→ Directive
In the data below, find every line with the string "following" and pull it out.
+-------+
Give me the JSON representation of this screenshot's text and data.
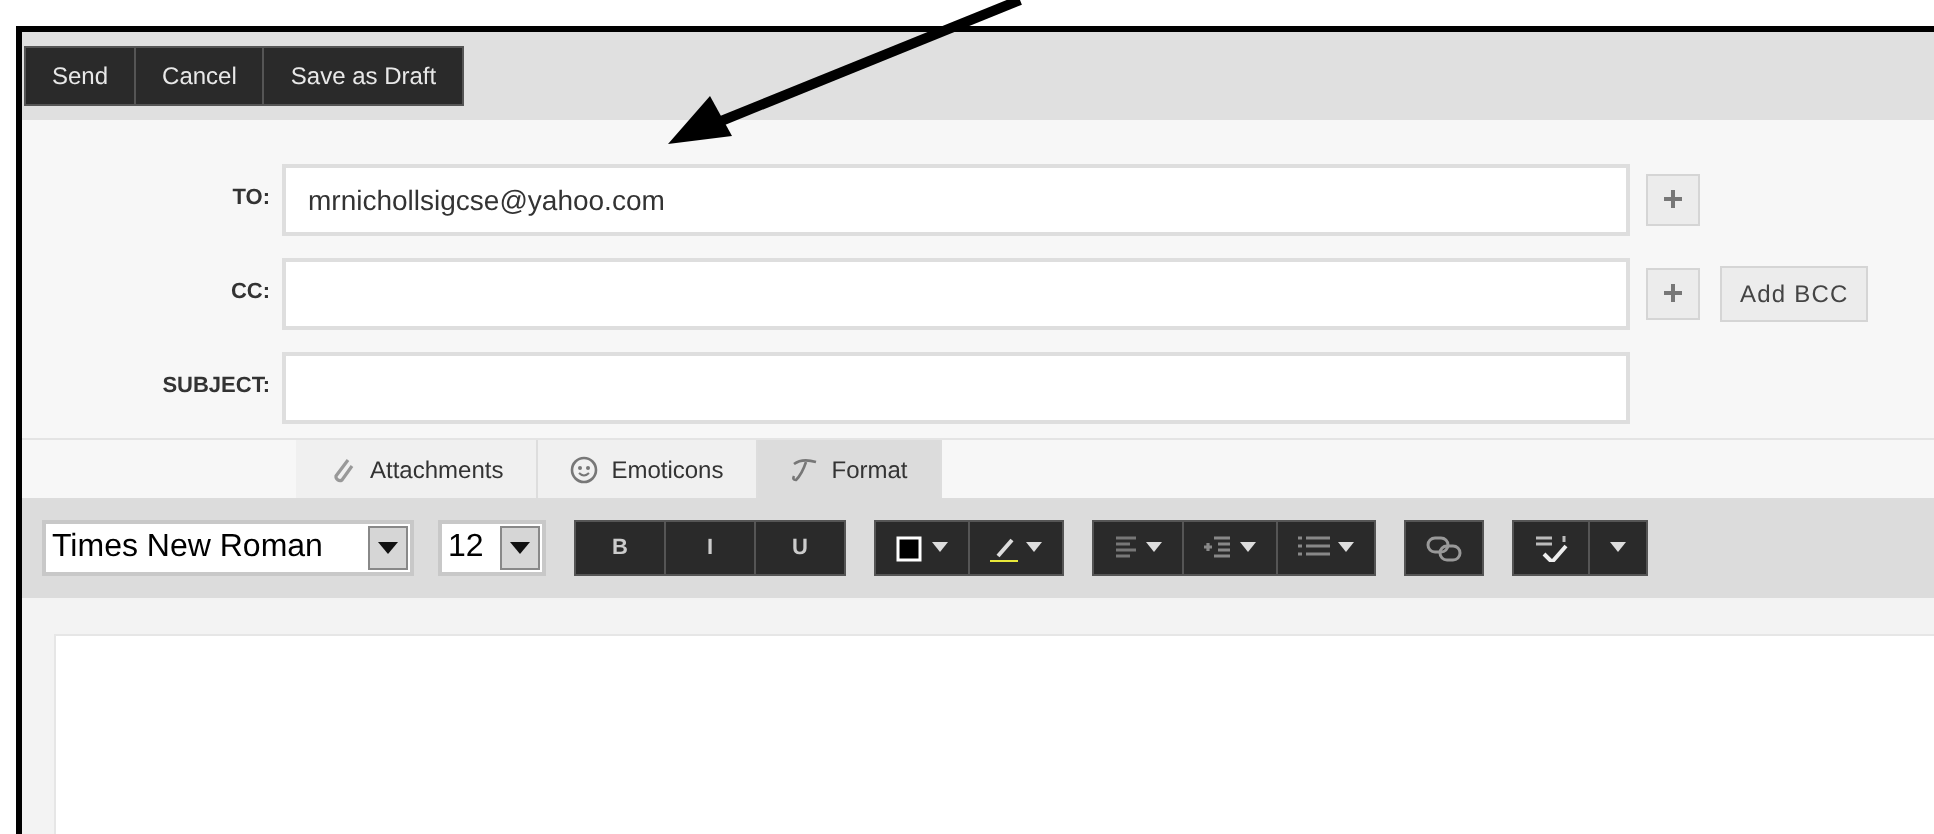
{
  "actions": [
    {
      "label": "Send"
    },
    {
      "label": "Cancel"
    },
    {
      "label": "Save as Draft"
    }
  ],
  "fields": [
    {
      "label": "TO:",
      "value": "mrnichollsigcse@yahoo.com",
      "add": true
    },
    {
      "label": "CC:",
      "add": true,
      "add_bcc": "Add BCC"
    },
    {
      "label": "SUBJECT:",
      "add": false
    }
  ],
  "tabs": [
    {
      "label": "Attachments",
      "kind": "paperclip",
      "selected": false
    },
    {
      "label": "Emoticons",
      "kind": "smiley",
      "selected": false
    },
    {
      "label": "Format",
      "kind": "script",
      "selected": true
    }
  ],
  "font": {
    "family": "Times New Roman",
    "size": "12"
  },
  "format_groups": [
    [
      {
        "kind": "text",
        "label": "B"
      },
      {
        "kind": "text",
        "label": "I"
      },
      {
        "kind": "text",
        "label": "U"
      }
    ],
    [
      {
        "kind": "textcolor"
      },
      {
        "kind": "highlight"
      }
    ],
    [
      {
        "kind": "align"
      },
      {
        "kind": "indent"
      },
      {
        "kind": "list"
      }
    ],
    [
      {
        "kind": "link"
      }
    ],
    [
      {
        "kind": "spellcheck"
      },
      {
        "kind": "menu"
      }
    ]
  ]
}
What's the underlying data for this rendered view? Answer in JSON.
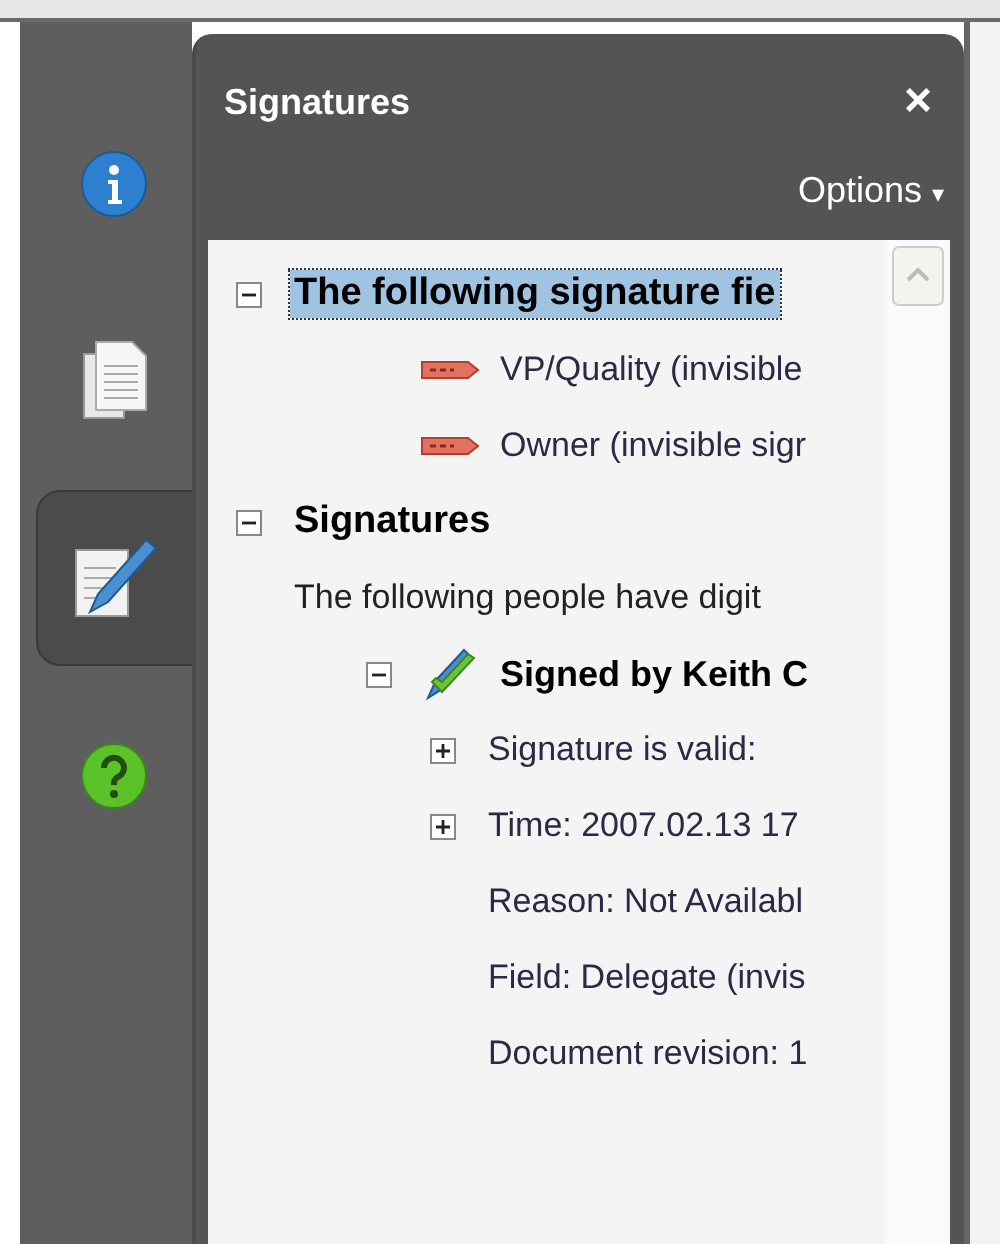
{
  "sidebar": {
    "tabs": [
      {
        "selected": false
      },
      {
        "selected": false
      },
      {
        "selected": true
      },
      {
        "selected": false
      }
    ]
  },
  "panel": {
    "title": "Signatures",
    "close": "×",
    "options": "Options",
    "options_caret": "▾"
  },
  "tree": [
    {
      "kind": "heading",
      "text": "The following signature fie",
      "expanded": true,
      "selected": true,
      "children": [
        {
          "kind": "field",
          "text": "VP/Quality (invisible",
          "selected": false
        },
        {
          "kind": "field",
          "text": "Owner (invisible sigr",
          "selected": false
        }
      ]
    },
    {
      "kind": "heading",
      "text": "Signatures",
      "note": "The following people have digit",
      "expanded": true,
      "selected": false,
      "children": [
        {
          "kind": "signer",
          "text": "Signed by Keith C",
          "expanded": true,
          "selected": false,
          "children": [
            {
              "kind": "detail",
              "text": "Signature is valid:",
              "expanded": false,
              "selected": false
            },
            {
              "kind": "detail",
              "text": "Time: 2007.02.13 17",
              "expanded": false,
              "selected": false
            },
            {
              "kind": "detail",
              "text": "Reason: Not Availabl",
              "selected": false
            },
            {
              "kind": "detail",
              "text": "Field: Delegate (invis",
              "selected": false
            },
            {
              "kind": "detail",
              "text": "Document revision: 1",
              "selected": false
            }
          ]
        }
      ]
    }
  ]
}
+-------+
→ The reply
      "text": "The following signature fie",
      "note": "The following people have digit",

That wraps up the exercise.